— Begin ENTRIES SHOWN —

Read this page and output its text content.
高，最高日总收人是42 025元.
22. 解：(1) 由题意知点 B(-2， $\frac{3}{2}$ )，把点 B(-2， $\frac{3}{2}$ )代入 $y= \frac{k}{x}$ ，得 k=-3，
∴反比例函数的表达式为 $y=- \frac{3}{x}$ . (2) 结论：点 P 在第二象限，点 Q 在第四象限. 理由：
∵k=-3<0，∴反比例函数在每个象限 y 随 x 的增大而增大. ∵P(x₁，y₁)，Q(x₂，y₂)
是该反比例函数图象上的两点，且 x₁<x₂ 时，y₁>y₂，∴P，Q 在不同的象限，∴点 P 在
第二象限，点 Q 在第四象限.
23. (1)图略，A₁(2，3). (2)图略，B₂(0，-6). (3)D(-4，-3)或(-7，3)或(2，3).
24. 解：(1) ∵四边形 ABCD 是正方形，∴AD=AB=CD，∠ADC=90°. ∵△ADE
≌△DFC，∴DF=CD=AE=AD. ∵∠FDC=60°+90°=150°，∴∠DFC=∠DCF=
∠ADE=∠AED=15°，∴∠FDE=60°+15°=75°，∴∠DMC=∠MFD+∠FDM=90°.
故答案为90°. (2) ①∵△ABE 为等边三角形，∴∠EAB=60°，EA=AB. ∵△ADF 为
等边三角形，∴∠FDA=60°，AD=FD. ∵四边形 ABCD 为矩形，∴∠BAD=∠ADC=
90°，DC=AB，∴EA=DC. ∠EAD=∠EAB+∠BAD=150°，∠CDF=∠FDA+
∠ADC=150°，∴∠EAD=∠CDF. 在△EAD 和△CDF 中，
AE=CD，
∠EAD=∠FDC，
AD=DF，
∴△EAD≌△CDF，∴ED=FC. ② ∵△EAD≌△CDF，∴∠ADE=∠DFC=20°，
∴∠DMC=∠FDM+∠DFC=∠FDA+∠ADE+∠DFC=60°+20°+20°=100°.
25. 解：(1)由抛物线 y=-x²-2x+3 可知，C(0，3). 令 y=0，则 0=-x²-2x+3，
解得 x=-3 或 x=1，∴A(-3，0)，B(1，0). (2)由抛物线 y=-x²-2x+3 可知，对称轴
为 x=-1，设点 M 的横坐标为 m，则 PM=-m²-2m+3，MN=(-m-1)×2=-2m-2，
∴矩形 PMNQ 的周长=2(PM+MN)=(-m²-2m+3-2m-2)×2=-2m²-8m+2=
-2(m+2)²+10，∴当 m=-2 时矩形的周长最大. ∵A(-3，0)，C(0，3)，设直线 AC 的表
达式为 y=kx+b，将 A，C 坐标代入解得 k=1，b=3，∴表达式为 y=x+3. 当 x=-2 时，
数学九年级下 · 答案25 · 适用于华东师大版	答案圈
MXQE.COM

— End ENTRIES SHOWN —

REQUEST |
Give every line of the material again, exactly as it reads.

WRITTEN SOLUTION |
Read this page and output its text content.
高，最高日总收人是42 025元.
22. 解：(1) 由题意知点 B(-2， $\frac{3}{2}$ )，把点 B(-2， $\frac{3}{2}$ )代入 $y= \frac{k}{x}$ ，得 k=-3，
∴反比例函数的表达式为 $y=- \frac{3}{x}$ . (2) 结论：点 P 在第二象限，点 Q 在第四象限. 理由：
∵k=-3<0，∴反比例函数在每个象限 y 随 x 的增大而增大. ∵P(x₁，y₁)，Q(x₂，y₂)
是该反比例函数图象上的两点，且 x₁<x₂ 时，y₁>y₂，∴P，Q 在不同的象限，∴点 P 在
第二象限，点 Q 在第四象限.
23. (1)图略，A₁(2，3). (2)图略，B₂(0，-6). (3)D(-4，-3)或(-7，3)或(2，3).
24. 解：(1) ∵四边形 ABCD 是正方形，∴AD=AB=CD，∠ADC=90°. ∵△ADE
≌△DFC，∴DF=CD=AE=AD. ∵∠FDC=60°+90°=150°，∴∠DFC=∠DCF=
∠ADE=∠AED=15°，∴∠FDE=60°+15°=75°，∴∠DMC=∠MFD+∠FDM=90°.
故答案为90°. (2) ①∵△ABE 为等边三角形，∴∠EAB=60°，EA=AB. ∵△ADF 为
等边三角形，∴∠FDA=60°，AD=FD. ∵四边形 ABCD 为矩形，∴∠BAD=∠ADC=
90°，DC=AB，∴EA=DC. ∠EAD=∠EAB+∠BAD=150°，∠CDF=∠FDA+
∠ADC=150°，∴∠EAD=∠CDF. 在△EAD 和△CDF 中，
AE=CD，
∠EAD=∠FDC，
AD=DF，
∴△EAD≌△CDF，∴ED=FC. ② ∵△EAD≌△CDF，∴∠ADE=∠DFC=20°，
∴∠DMC=∠FDM+∠DFC=∠FDA+∠ADE+∠DFC=60°+20°+20°=100°.
25. 解：(1)由抛物线 y=-x²-2x+3 可知，C(0，3). 令 y=0，则 0=-x²-2x+3，
解得 x=-3 或 x=1，∴A(-3，0)，B(1，0). (2)由抛物线 y=-x²-2x+3 可知，对称轴
为 x=-1，设点 M 的横坐标为 m，则 PM=-m²-2m+3，MN=(-m-1)×2=-2m-2，
∴矩形 PMNQ 的周长=2(PM+MN)=(-m²-2m+3-2m-2)×2=-2m²-8m+2=
-2(m+2)²+10，∴当 m=-2 时矩形的周长最大. ∵A(-3，0)，C(0，3)，设直线 AC 的表
达式为 y=kx+b，将 A，C 坐标代入解得 k=1，b=3，∴表达式为 y=x+3. 当 x=-2 时，
数学九年级下 · 答案25 · 适用于华东师大版	答案圈
MXQE.COM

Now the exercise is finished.